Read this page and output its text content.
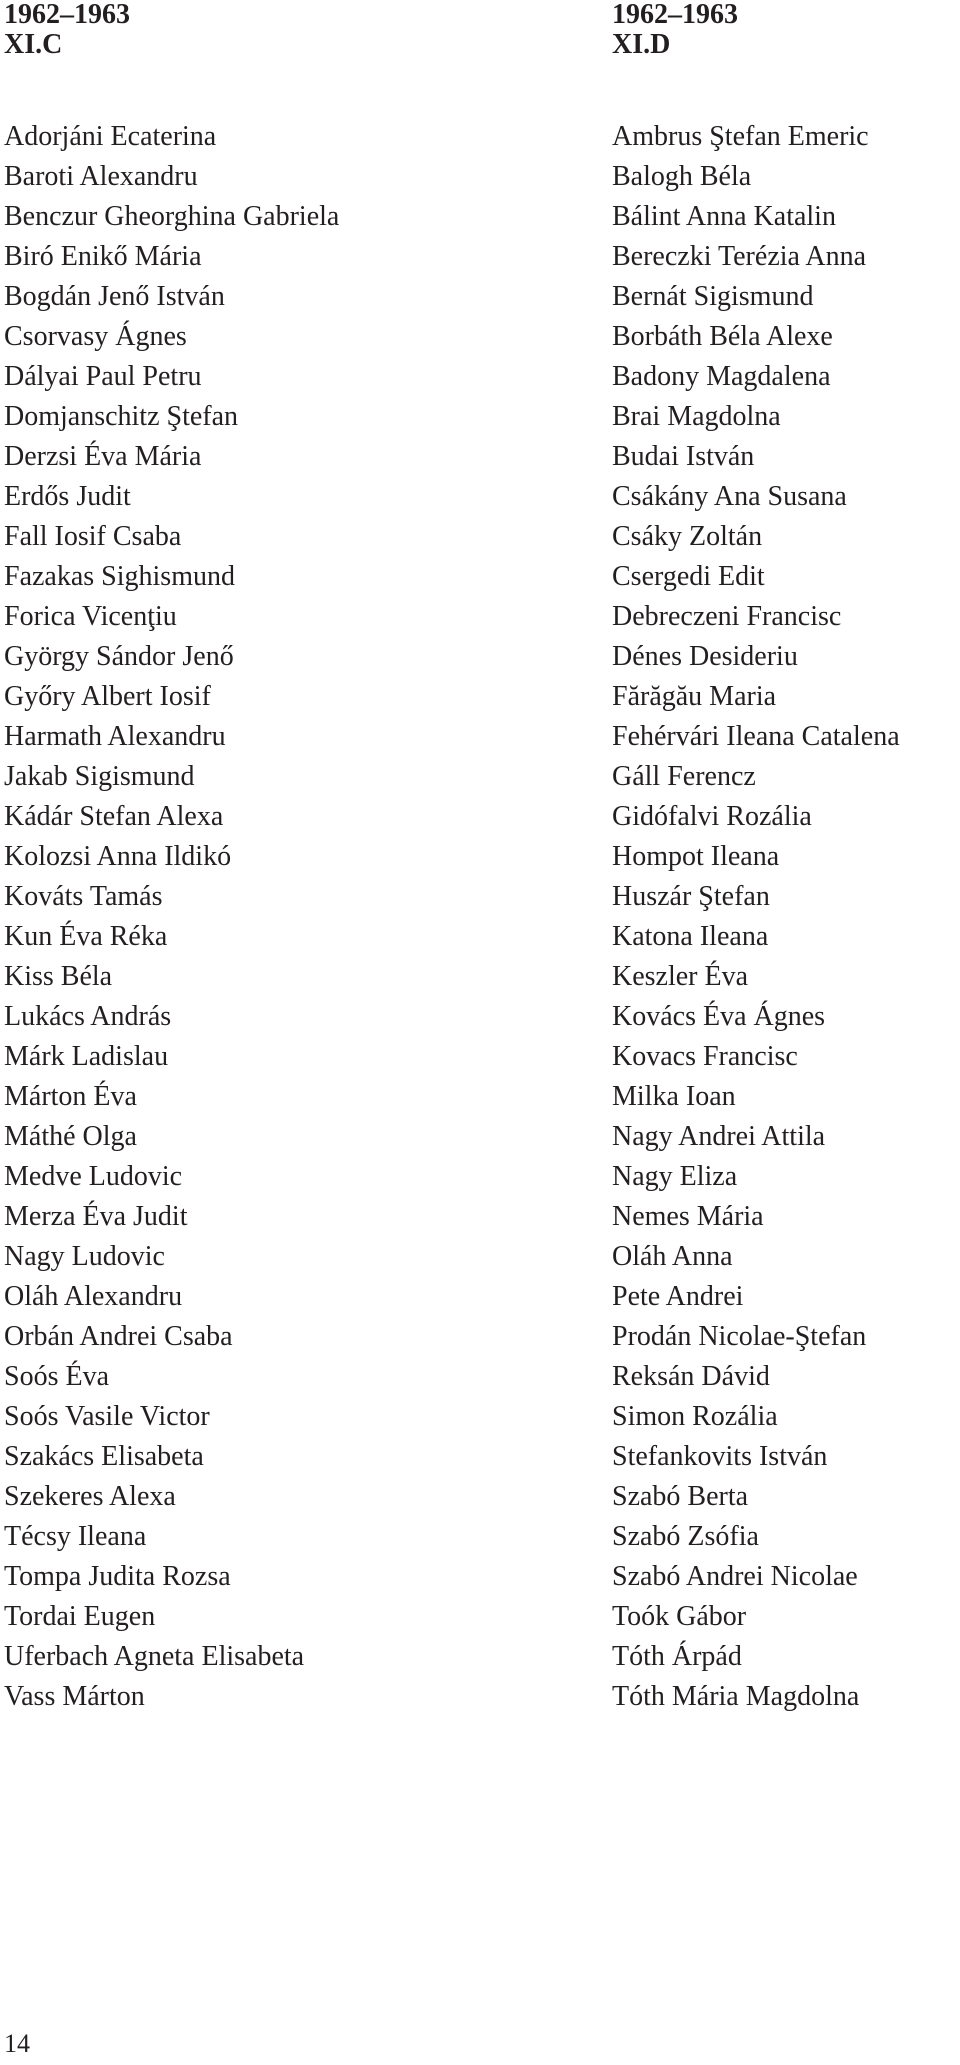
1962–1963
XI.C
Adorjáni Ecaterina
Baroti Alexandru
Benczur Gheorghina Gabriela
Biró Enikő Mária
Bogdán Jenő István
Csorvasy Ágnes
Dályai Paul Petru
Domjanschitz Ştefan
Derzsi Éva Mária
Erdős Judit
Fall Iosif Csaba
Fazakas Sighismund
Forica Vicenţiu
György Sándor Jenő
Győry Albert Iosif
Harmath Alexandru
Jakab Sigismund
Kádár Stefan Alexa
Kolozsi Anna Ildikó
Kováts Tamás
Kun Éva Réka
Kiss Béla
Lukács András
Márk Ladislau
Márton Éva
Máthé Olga
Medve Ludovic
Merza Éva Judit
Nagy Ludovic
Oláh Alexandru
Orbán Andrei Csaba
Soós Éva
Soós Vasile Victor
Szakács Elisabeta
Szekeres Alexa
Técsy Ileana
Tompa Judita Rozsa
Tordai Eugen
Uferbach Agneta Elisabeta
Vass Márton
1962–1963
XI.D
Ambrus Ştefan Emeric
Balogh Béla
Bálint Anna Katalin
Bereczki Terézia Anna
Bernát Sigismund
Borbáth Béla Alexe
Badony Magdalena
Brai Magdolna
Budai István
Csákány Ana Susana
Csáky Zoltán
Csergedi Edit
Debreczeni Francisc
Dénes Desideriu
Fărăgău Maria
Fehérvári Ileana Catalena
Gáll Ferencz
Gidófalvi Rozália
Hompot Ileana
Huszár Ştefan
Katona Ileana
Keszler Éva
Kovács Éva Ágnes
Kovacs Francisc
Milka Ioan
Nagy Andrei Attila
Nagy Eliza
Nemes Mária
Oláh Anna
Pete Andrei
Prodán Nicolae-Ştefan
Reksán Dávid
Simon Rozália
Stefankovits István
Szabó Berta
Szabó Zsófia
Szabó Andrei Nicolae
Toók Gábor
Tóth Árpád
Tóth Mária Magdolna
14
* * * *
> Short exercise: Without the pictures, transcribe the listing above exactly.

> Output for this exercise:
Read this page and output its text content.
1962–1963
XI.C
Adorjáni Ecaterina
Baroti Alexandru
Benczur Gheorghina Gabriela
Biró Enikő Mária
Bogdán Jenő István
Csorvasy Ágnes
Dályai Paul Petru
Domjanschitz Ştefan
Derzsi Éva Mária
Erdős Judit
Fall Iosif Csaba
Fazakas Sighismund
Forica Vicenţiu
György Sándor Jenő
Győry Albert Iosif
Harmath Alexandru
Jakab Sigismund
Kádár Stefan Alexa
Kolozsi Anna Ildikó
Kováts Tamás
Kun Éva Réka
Kiss Béla
Lukács András
Márk Ladislau
Márton Éva
Máthé Olga
Medve Ludovic
Merza Éva Judit
Nagy Ludovic
Oláh Alexandru
Orbán Andrei Csaba
Soós Éva
Soós Vasile Victor
Szakács Elisabeta
Szekeres Alexa
Técsy Ileana
Tompa Judita Rozsa
Tordai Eugen
Uferbach Agneta Elisabeta
Vass Márton
1962–1963
XI.D
Ambrus Ştefan Emeric
Balogh Béla
Bálint Anna Katalin
Bereczki Terézia Anna
Bernát Sigismund
Borbáth Béla Alexe
Badony Magdalena
Brai Magdolna
Budai István
Csákány Ana Susana
Csáky Zoltán
Csergedi Edit
Debreczeni Francisc
Dénes Desideriu
Fărăgău Maria
Fehérvári Ileana Catalena
Gáll Ferencz
Gidófalvi Rozália
Hompot Ileana
Huszár Ştefan
Katona Ileana
Keszler Éva
Kovács Éva Ágnes
Kovacs Francisc
Milka Ioan
Nagy Andrei Attila
Nagy Eliza
Nemes Mária
Oláh Anna
Pete Andrei
Prodán Nicolae-Ştefan
Reksán Dávid
Simon Rozália
Stefankovits István
Szabó Berta
Szabó Zsófia
Szabó Andrei Nicolae
Toók Gábor
Tóth Árpád
Tóth Mária Magdolna
14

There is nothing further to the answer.